- _Exercise_
Can you output the material exactly as written, minus any pictures it holds?

-- BEGIN --

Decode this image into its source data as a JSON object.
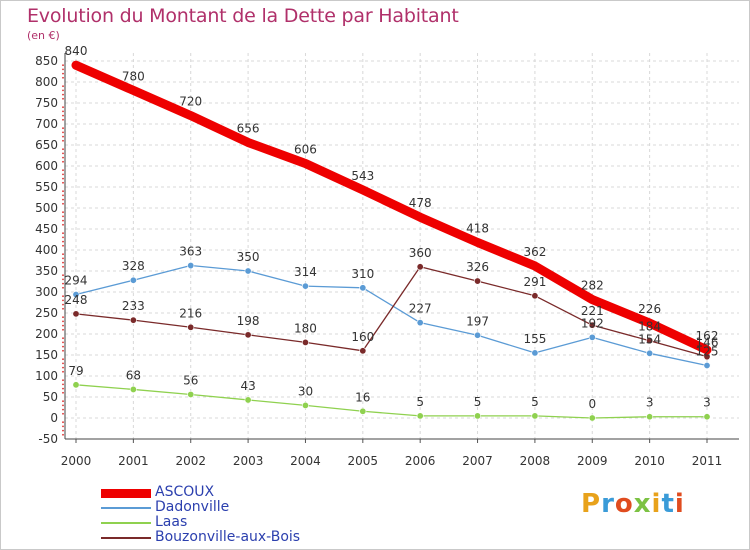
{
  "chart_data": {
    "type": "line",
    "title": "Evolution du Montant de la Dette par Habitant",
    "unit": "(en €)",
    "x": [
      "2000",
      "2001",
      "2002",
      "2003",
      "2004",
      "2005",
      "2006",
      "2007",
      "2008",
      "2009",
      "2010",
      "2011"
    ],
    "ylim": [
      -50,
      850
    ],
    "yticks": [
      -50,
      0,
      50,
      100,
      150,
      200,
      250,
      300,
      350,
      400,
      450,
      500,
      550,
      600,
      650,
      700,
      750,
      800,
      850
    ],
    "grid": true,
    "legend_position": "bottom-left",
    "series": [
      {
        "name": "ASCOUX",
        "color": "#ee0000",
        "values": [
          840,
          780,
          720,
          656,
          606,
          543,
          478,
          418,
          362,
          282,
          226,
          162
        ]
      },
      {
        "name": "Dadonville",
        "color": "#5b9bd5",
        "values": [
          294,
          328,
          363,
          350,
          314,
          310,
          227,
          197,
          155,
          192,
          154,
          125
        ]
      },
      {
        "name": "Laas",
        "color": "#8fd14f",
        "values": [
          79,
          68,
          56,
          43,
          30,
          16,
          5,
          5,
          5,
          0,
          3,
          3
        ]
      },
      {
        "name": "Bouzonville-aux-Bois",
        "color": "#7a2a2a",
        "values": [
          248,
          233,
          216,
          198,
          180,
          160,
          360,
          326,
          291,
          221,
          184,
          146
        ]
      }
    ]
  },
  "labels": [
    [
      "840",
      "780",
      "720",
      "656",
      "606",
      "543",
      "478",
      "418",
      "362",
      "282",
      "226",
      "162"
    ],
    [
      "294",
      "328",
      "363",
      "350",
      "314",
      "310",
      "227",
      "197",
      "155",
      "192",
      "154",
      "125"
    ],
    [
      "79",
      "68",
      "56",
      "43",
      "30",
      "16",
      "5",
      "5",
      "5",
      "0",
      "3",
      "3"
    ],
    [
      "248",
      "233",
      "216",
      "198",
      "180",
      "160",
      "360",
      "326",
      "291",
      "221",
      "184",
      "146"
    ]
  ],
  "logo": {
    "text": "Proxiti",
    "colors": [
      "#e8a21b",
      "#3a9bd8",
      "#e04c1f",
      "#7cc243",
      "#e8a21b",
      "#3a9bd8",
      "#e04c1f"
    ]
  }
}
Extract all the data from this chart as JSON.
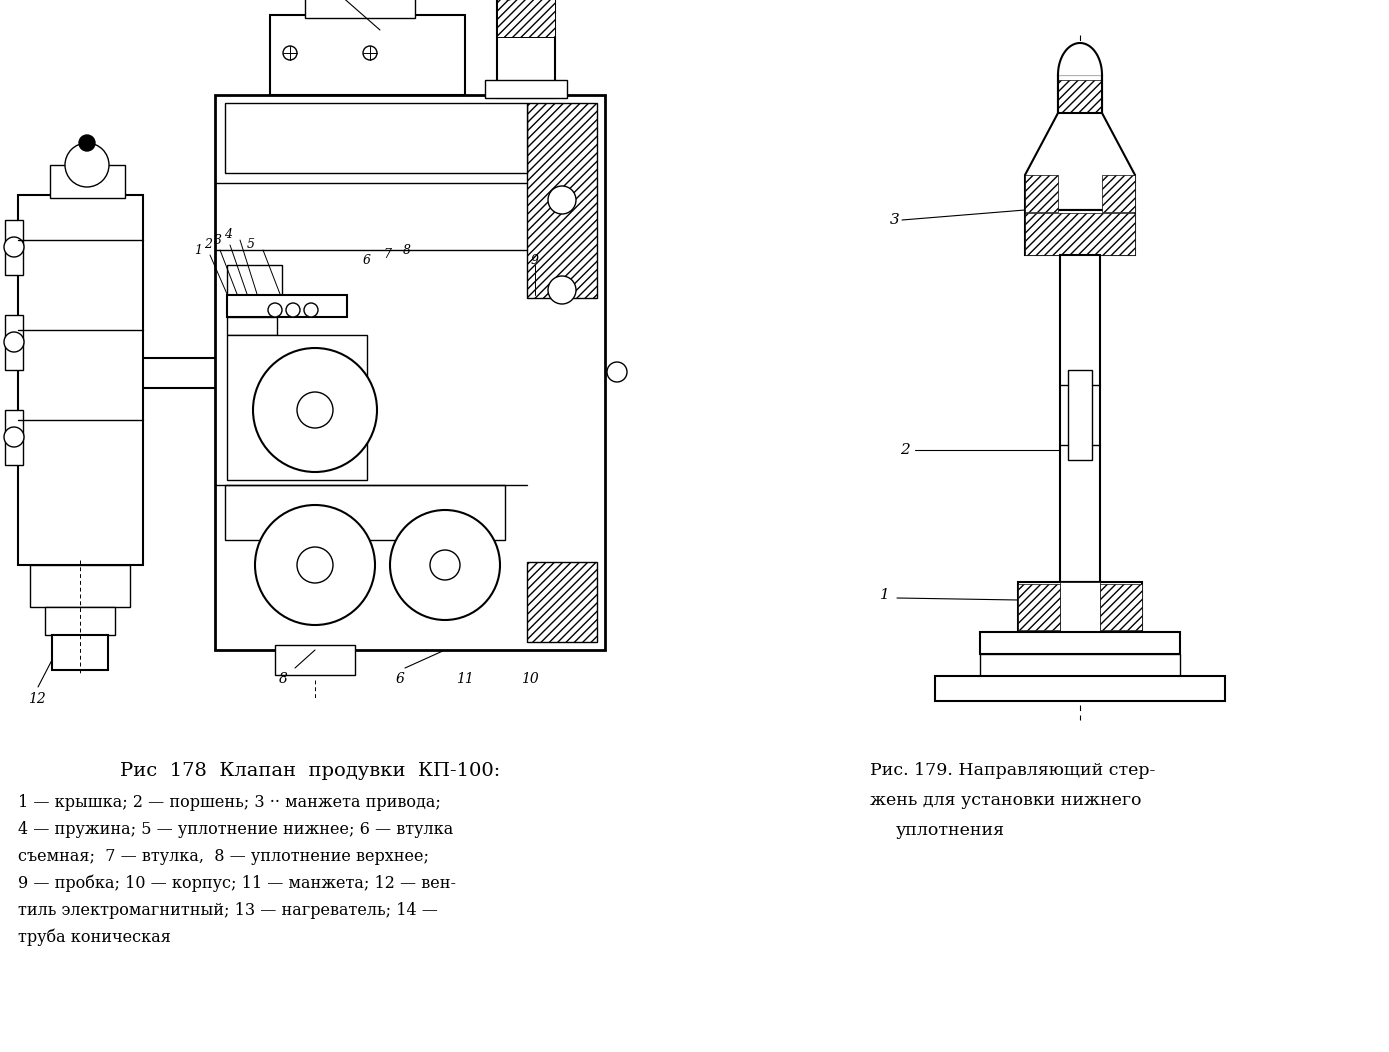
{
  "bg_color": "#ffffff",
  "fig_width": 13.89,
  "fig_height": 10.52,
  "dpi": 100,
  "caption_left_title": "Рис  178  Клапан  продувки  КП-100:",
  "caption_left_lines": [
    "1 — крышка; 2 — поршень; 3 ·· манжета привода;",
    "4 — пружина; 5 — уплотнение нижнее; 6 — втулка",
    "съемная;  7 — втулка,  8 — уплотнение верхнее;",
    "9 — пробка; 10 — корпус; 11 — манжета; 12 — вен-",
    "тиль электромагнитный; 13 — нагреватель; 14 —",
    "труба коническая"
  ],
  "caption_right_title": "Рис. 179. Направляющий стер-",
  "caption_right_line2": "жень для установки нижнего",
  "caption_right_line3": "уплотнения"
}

-- END --

- _Result of the exercise_
Decode this image into its source data as a JSON object.
{
  "chart_data": {
    "type": "line",
    "title": "Evolution du Montant de la Dette par Habitant",
    "unit": "(en €)",
    "x": [
      "2000",
      "2001",
      "2002",
      "2003",
      "2004",
      "2005",
      "2006",
      "2007",
      "2008",
      "2009",
      "2010",
      "2011"
    ],
    "ylim": [
      -50,
      850
    ],
    "yticks": [
      -50,
      0,
      50,
      100,
      150,
      200,
      250,
      300,
      350,
      400,
      450,
      500,
      550,
      600,
      650,
      700,
      750,
      800,
      850
    ],
    "grid": true,
    "legend_position": "bottom-left",
    "series": [
      {
        "name": "ASCOUX",
        "color": "#ee0000",
        "values": [
          840,
          780,
          720,
          656,
          606,
          543,
          478,
          418,
          362,
          282,
          226,
          162
        ]
      },
      {
        "name": "Dadonville",
        "color": "#5b9bd5",
        "values": [
          294,
          328,
          363,
          350,
          314,
          310,
          227,
          197,
          155,
          192,
          154,
          125
        ]
      },
      {
        "name": "Laas",
        "color": "#8fd14f",
        "values": [
          79,
          68,
          56,
          43,
          30,
          16,
          5,
          5,
          5,
          0,
          3,
          3
        ]
      },
      {
        "name": "Bouzonville-aux-Bois",
        "color": "#7a2a2a",
        "values": [
          248,
          233,
          216,
          198,
          180,
          160,
          360,
          326,
          291,
          221,
          184,
          146
        ]
      }
    ]
  },
  "labels": [
    [
      "840",
      "780",
      "720",
      "656",
      "606",
      "543",
      "478",
      "418",
      "362",
      "282",
      "226",
      "162"
    ],
    [
      "294",
      "328",
      "363",
      "350",
      "314",
      "310",
      "227",
      "197",
      "155",
      "192",
      "154",
      "125"
    ],
    [
      "79",
      "68",
      "56",
      "43",
      "30",
      "16",
      "5",
      "5",
      "5",
      "0",
      "3",
      "3"
    ],
    [
      "248",
      "233",
      "216",
      "198",
      "180",
      "160",
      "360",
      "326",
      "291",
      "221",
      "184",
      "146"
    ]
  ],
  "logo": {
    "text": "Proxiti",
    "colors": [
      "#e8a21b",
      "#3a9bd8",
      "#e04c1f",
      "#7cc243",
      "#e8a21b",
      "#3a9bd8",
      "#e04c1f"
    ]
  }
}
Extract all the data from this chart as JSON.
{
  "bg_color": "#ffffff",
  "fig_width": 13.89,
  "fig_height": 10.52,
  "dpi": 100,
  "caption_left_title": "Рис  178  Клапан  продувки  КП-100:",
  "caption_left_lines": [
    "1 — крышка; 2 — поршень; 3 ·· манжета привода;",
    "4 — пружина; 5 — уплотнение нижнее; 6 — втулка",
    "съемная;  7 — втулка,  8 — уплотнение верхнее;",
    "9 — пробка; 10 — корпус; 11 — манжета; 12 — вен-",
    "тиль электромагнитный; 13 — нагреватель; 14 —",
    "труба коническая"
  ],
  "caption_right_title": "Рис. 179. Направляющий стер-",
  "caption_right_line2": "жень для установки нижнего",
  "caption_right_line3": "уплотнения"
}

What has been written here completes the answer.